TASK INSTRUCTIONS >>
What you return must match the data exactly, line for line.

**** DATASET EXCERPTS

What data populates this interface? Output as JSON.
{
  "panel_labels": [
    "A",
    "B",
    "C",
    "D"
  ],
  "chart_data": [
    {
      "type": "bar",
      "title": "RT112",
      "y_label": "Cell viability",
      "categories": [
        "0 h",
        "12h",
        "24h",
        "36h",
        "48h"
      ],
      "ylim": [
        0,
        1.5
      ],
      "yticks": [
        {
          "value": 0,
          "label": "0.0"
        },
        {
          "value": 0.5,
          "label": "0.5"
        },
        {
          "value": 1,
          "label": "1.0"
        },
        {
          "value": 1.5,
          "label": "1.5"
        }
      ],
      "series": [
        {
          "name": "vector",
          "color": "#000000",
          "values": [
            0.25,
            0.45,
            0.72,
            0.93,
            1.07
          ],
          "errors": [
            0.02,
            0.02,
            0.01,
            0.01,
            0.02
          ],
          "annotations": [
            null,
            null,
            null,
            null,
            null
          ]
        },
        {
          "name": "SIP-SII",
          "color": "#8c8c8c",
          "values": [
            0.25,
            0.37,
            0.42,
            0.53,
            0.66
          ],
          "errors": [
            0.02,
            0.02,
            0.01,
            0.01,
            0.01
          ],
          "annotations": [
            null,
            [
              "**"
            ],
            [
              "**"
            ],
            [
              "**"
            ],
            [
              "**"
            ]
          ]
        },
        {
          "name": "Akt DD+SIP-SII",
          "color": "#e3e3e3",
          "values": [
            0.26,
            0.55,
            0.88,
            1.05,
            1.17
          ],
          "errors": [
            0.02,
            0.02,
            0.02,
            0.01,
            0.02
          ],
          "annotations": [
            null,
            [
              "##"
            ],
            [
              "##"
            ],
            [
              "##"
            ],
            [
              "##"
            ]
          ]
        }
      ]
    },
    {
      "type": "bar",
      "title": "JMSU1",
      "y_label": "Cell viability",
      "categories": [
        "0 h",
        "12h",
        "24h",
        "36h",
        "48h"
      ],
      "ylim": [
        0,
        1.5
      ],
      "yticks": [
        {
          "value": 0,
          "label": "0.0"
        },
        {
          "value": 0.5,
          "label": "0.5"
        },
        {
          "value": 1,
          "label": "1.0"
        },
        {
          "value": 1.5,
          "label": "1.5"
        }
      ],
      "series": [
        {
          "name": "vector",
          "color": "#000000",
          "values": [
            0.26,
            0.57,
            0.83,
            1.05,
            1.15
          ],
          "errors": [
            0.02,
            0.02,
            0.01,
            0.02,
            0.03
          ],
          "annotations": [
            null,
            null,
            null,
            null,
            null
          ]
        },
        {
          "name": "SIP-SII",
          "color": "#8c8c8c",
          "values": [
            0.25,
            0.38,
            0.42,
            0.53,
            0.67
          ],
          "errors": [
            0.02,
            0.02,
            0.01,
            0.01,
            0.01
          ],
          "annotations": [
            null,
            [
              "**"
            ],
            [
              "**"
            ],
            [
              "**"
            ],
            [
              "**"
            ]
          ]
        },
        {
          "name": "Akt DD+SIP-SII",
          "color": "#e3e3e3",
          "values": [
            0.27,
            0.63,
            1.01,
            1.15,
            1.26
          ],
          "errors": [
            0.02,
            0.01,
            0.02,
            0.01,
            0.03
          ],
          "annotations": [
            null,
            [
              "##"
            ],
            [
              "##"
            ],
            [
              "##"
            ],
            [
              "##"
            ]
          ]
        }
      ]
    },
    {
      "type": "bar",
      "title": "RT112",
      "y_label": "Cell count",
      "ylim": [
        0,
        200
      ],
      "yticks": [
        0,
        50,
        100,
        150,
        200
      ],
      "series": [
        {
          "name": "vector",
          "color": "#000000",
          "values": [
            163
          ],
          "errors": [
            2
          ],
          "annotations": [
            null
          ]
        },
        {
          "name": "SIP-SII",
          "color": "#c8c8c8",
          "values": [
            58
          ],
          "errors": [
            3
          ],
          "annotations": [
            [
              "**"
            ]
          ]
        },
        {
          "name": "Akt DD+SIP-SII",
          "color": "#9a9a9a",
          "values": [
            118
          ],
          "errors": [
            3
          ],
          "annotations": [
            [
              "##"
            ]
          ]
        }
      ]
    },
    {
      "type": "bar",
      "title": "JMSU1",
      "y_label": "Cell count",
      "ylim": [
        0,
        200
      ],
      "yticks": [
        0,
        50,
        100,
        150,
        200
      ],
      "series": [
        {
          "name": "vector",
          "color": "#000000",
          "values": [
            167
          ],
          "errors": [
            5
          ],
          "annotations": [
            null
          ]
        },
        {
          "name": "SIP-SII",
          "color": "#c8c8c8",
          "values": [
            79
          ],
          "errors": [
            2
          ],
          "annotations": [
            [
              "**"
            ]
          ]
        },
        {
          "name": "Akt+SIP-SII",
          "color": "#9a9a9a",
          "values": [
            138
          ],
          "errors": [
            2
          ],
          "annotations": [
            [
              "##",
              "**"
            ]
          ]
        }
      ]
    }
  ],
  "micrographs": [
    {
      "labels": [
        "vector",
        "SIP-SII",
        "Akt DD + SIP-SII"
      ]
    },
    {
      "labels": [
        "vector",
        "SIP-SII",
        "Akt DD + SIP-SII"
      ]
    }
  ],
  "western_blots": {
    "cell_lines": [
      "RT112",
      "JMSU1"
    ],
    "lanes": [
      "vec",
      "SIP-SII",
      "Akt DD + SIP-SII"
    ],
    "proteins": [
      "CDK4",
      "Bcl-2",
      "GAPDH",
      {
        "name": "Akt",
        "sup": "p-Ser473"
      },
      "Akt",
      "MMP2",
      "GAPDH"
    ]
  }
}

********

RESPONSE TO THIS TASK >>
What data populates this interface? Output as JSON.
{
  "panel_labels": [
    "A",
    "B",
    "C",
    "D"
  ],
  "chart_data": [
    {
      "type": "bar",
      "title": "RT112",
      "y_label": "Cell viability",
      "categories": [
        "0 h",
        "12h",
        "24h",
        "36h",
        "48h"
      ],
      "ylim": [
        0,
        1.5
      ],
      "yticks": [
        {
          "value": 0,
          "label": "0.0"
        },
        {
          "value": 0.5,
          "label": "0.5"
        },
        {
          "value": 1,
          "label": "1.0"
        },
        {
          "value": 1.5,
          "label": "1.5"
        }
      ],
      "series": [
        {
          "name": "vector",
          "color": "#000000",
          "values": [
            0.25,
            0.45,
            0.72,
            0.93,
            1.07
          ],
          "errors": [
            0.02,
            0.02,
            0.01,
            0.01,
            0.02
          ],
          "annotations": [
            null,
            null,
            null,
            null,
            null
          ]
        },
        {
          "name": "SIP-SII",
          "color": "#8c8c8c",
          "values": [
            0.25,
            0.37,
            0.42,
            0.53,
            0.66
          ],
          "errors": [
            0.02,
            0.02,
            0.01,
            0.01,
            0.01
          ],
          "annotations": [
            null,
            [
              "**"
            ],
            [
              "**"
            ],
            [
              "**"
            ],
            [
              "**"
            ]
          ]
        },
        {
          "name": "Akt DD+SIP-SII",
          "color": "#e3e3e3",
          "values": [
            0.26,
            0.55,
            0.88,
            1.05,
            1.17
          ],
          "errors": [
            0.02,
            0.02,
            0.02,
            0.01,
            0.02
          ],
          "annotations": [
            null,
            [
              "##"
            ],
            [
              "##"
            ],
            [
              "##"
            ],
            [
              "##"
            ]
          ]
        }
      ]
    },
    {
      "type": "bar",
      "title": "JMSU1",
      "y_label": "Cell viability",
      "categories": [
        "0 h",
        "12h",
        "24h",
        "36h",
        "48h"
      ],
      "ylim": [
        0,
        1.5
      ],
      "yticks": [
        {
          "value": 0,
          "label": "0.0"
        },
        {
          "value": 0.5,
          "label": "0.5"
        },
        {
          "value": 1,
          "label": "1.0"
        },
        {
          "value": 1.5,
          "label": "1.5"
        }
      ],
      "series": [
        {
          "name": "vector",
          "color": "#000000",
          "values": [
            0.26,
            0.57,
            0.83,
            1.05,
            1.15
          ],
          "errors": [
            0.02,
            0.02,
            0.01,
            0.02,
            0.03
          ],
          "annotations": [
            null,
            null,
            null,
            null,
            null
          ]
        },
        {
          "name": "SIP-SII",
          "color": "#8c8c8c",
          "values": [
            0.25,
            0.38,
            0.42,
            0.53,
            0.67
          ],
          "errors": [
            0.02,
            0.02,
            0.01,
            0.01,
            0.01
          ],
          "annotations": [
            null,
            [
              "**"
            ],
            [
              "**"
            ],
            [
              "**"
            ],
            [
              "**"
            ]
          ]
        },
        {
          "name": "Akt DD+SIP-SII",
          "color": "#e3e3e3",
          "values": [
            0.27,
            0.63,
            1.01,
            1.15,
            1.26
          ],
          "errors": [
            0.02,
            0.01,
            0.02,
            0.01,
            0.03
          ],
          "annotations": [
            null,
            [
              "##"
            ],
            [
              "##"
            ],
            [
              "##"
            ],
            [
              "##"
            ]
          ]
        }
      ]
    },
    {
      "type": "bar",
      "title": "RT112",
      "y_label": "Cell count",
      "ylim": [
        0,
        200
      ],
      "yticks": [
        0,
        50,
        100,
        150,
        200
      ],
      "series": [
        {
          "name": "vector",
          "color": "#000000",
          "values": [
            163
          ],
          "errors": [
            2
          ],
          "annotations": [
            null
          ]
        },
        {
          "name": "SIP-SII",
          "color": "#c8c8c8",
          "values": [
            58
          ],
          "errors": [
            3
          ],
          "annotations": [
            [
              "**"
            ]
          ]
        },
        {
          "name": "Akt DD+SIP-SII",
          "color": "#9a9a9a",
          "values": [
            118
          ],
          "errors": [
            3
          ],
          "annotations": [
            [
              "##"
            ]
          ]
        }
      ]
    },
    {
      "type": "bar",
      "title": "JMSU1",
      "y_label": "Cell count",
      "ylim": [
        0,
        200
      ],
      "yticks": [
        0,
        50,
        100,
        150,
        200
      ],
      "series": [
        {
          "name": "vector",
          "color": "#000000",
          "values": [
            167
          ],
          "errors": [
            5
          ],
          "annotations": [
            null
          ]
        },
        {
          "name": "SIP-SII",
          "color": "#c8c8c8",
          "values": [
            79
          ],
          "errors": [
            2
          ],
          "annotations": [
            [
              "**"
            ]
          ]
        },
        {
          "name": "Akt+SIP-SII",
          "color": "#9a9a9a",
          "values": [
            138
          ],
          "errors": [
            2
          ],
          "annotations": [
            [
              "##",
              "**"
            ]
          ]
        }
      ]
    }
  ],
  "micrographs": [
    {
      "labels": [
        "vector",
        "SIP-SII",
        "Akt DD + SIP-SII"
      ]
    },
    {
      "labels": [
        "vector",
        "SIP-SII",
        "Akt DD + SIP-SII"
      ]
    }
  ],
  "western_blots": {
    "cell_lines": [
      "RT112",
      "JMSU1"
    ],
    "lanes": [
      "vec",
      "SIP-SII",
      "Akt DD + SIP-SII"
    ],
    "proteins": [
      "CDK4",
      "Bcl-2",
      "GAPDH",
      {
        "name": "Akt",
        "sup": "p-Ser473"
      },
      "Akt",
      "MMP2",
      "GAPDH"
    ]
  }
}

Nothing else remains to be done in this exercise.